> **Exercise instructions**:
In the stretch of lines from "button[interactable]: … xyxy=(33,364,70,404)" through "button[interactable]: ? xyxy=(252,404,288,444)", change "Page down" to "Next page" and give those lines again with nothing else altered.

> **Data in this exercise**:
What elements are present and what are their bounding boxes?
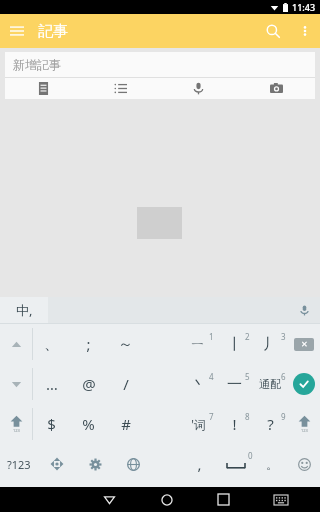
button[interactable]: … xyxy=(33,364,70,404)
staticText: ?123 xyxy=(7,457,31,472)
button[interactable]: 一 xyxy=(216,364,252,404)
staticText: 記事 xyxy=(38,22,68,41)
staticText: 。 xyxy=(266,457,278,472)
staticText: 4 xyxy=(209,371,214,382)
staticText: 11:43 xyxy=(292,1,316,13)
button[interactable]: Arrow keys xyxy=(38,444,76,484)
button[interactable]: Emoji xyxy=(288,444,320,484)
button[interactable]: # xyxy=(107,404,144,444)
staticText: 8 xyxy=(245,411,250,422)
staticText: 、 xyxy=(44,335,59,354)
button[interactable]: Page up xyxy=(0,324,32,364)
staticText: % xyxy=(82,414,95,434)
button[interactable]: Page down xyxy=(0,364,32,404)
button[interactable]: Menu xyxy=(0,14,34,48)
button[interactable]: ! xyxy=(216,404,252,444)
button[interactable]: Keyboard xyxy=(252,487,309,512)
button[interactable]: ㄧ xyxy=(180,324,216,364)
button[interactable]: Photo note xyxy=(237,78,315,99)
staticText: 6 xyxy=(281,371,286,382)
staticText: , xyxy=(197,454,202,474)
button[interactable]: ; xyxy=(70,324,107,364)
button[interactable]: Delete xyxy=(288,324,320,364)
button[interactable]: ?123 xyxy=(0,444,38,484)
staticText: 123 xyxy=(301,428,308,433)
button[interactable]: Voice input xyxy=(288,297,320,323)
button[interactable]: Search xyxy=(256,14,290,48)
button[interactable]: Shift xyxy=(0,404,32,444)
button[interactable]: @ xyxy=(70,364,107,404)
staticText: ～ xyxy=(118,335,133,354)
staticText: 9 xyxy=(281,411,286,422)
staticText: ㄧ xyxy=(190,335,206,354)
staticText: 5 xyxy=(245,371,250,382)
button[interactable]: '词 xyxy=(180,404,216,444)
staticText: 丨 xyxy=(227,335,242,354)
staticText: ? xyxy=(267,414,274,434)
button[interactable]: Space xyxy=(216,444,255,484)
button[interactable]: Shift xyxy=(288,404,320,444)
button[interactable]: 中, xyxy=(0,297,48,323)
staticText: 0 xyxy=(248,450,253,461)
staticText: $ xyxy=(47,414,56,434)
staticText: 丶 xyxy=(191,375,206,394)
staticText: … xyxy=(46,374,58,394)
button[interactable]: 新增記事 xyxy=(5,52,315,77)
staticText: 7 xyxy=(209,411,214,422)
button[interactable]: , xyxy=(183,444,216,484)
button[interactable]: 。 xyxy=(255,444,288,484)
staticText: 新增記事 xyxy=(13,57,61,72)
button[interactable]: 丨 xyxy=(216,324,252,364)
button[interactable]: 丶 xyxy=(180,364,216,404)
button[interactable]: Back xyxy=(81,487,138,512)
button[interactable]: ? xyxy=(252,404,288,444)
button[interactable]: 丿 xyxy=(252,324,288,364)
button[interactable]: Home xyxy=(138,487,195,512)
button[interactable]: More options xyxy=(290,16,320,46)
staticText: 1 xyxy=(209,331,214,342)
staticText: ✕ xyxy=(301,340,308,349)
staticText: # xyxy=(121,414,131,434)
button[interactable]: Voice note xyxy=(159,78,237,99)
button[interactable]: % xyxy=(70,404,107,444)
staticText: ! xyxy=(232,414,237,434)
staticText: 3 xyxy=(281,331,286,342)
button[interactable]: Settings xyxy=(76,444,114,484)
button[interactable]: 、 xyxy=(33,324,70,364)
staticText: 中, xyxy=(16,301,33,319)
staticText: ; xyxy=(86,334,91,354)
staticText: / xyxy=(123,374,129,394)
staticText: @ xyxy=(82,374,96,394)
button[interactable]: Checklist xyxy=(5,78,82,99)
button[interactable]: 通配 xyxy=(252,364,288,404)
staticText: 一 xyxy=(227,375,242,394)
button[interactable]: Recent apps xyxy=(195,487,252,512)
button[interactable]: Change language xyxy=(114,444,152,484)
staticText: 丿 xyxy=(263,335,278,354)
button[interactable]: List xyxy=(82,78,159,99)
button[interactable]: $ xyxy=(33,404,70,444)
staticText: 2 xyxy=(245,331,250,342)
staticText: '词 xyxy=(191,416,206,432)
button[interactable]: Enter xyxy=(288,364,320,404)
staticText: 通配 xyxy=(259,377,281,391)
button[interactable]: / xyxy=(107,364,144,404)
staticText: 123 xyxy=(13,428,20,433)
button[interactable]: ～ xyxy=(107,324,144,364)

> **Answer in full**:
button[interactable]: … xyxy=(33,364,70,404)
staticText: ?123 xyxy=(7,457,31,472)
button[interactable]: 一 xyxy=(216,364,252,404)
staticText: 記事 xyxy=(38,22,68,41)
staticText: 。 xyxy=(266,457,278,472)
staticText: 4 xyxy=(209,371,214,382)
staticText: 11:43 xyxy=(292,1,316,13)
button[interactable]: Arrow keys xyxy=(38,444,76,484)
button[interactable]: Emoji xyxy=(288,444,320,484)
button[interactable]: # xyxy=(107,404,144,444)
staticText: 8 xyxy=(245,411,250,422)
staticText: 、 xyxy=(44,335,59,354)
button[interactable]: Page up xyxy=(0,324,32,364)
staticText: % xyxy=(82,414,95,434)
button[interactable]: Next page xyxy=(0,364,32,404)
button[interactable]: Menu xyxy=(0,14,34,48)
button[interactable]: ! xyxy=(216,404,252,444)
button[interactable]: Keyboard xyxy=(252,487,309,512)
button[interactable]: ㄧ xyxy=(180,324,216,364)
button[interactable]: Photo note xyxy=(237,78,315,99)
staticText: 6 xyxy=(281,371,286,382)
staticText: , xyxy=(197,454,202,474)
button[interactable]: ; xyxy=(70,324,107,364)
button[interactable]: Delete xyxy=(288,324,320,364)
button[interactable]: ?123 xyxy=(0,444,38,484)
staticText: 123 xyxy=(301,428,308,433)
button[interactable]: Voice input xyxy=(288,297,320,323)
button[interactable]: Search xyxy=(256,14,290,48)
button[interactable]: Shift xyxy=(0,404,32,444)
button[interactable]: @ xyxy=(70,364,107,404)
staticText: ～ xyxy=(118,335,133,354)
staticText: 9 xyxy=(281,411,286,422)
staticText: ㄧ xyxy=(190,335,206,354)
staticText: 5 xyxy=(245,371,250,382)
button[interactable]: '词 xyxy=(180,404,216,444)
staticText: 丨 xyxy=(227,335,242,354)
staticText: ? xyxy=(267,414,274,434)
button[interactable]: Space xyxy=(216,444,255,484)
button[interactable]: Shift xyxy=(288,404,320,444)
button[interactable]: 中, xyxy=(0,297,48,323)
staticText: 0 xyxy=(248,450,253,461)
staticText: $ xyxy=(47,414,56,434)
staticText: 丶 xyxy=(191,375,206,394)
staticText: … xyxy=(46,374,58,394)
button[interactable]: 新增記事 xyxy=(5,52,315,77)
staticText: 7 xyxy=(209,411,214,422)
button[interactable]: , xyxy=(183,444,216,484)
button[interactable]: 。 xyxy=(255,444,288,484)
staticText: 新增記事 xyxy=(13,57,61,72)
button[interactable]: 丨 xyxy=(216,324,252,364)
button[interactable]: 丶 xyxy=(180,364,216,404)
button[interactable]: Back xyxy=(81,487,138,512)
button[interactable]: ? xyxy=(252,404,288,444)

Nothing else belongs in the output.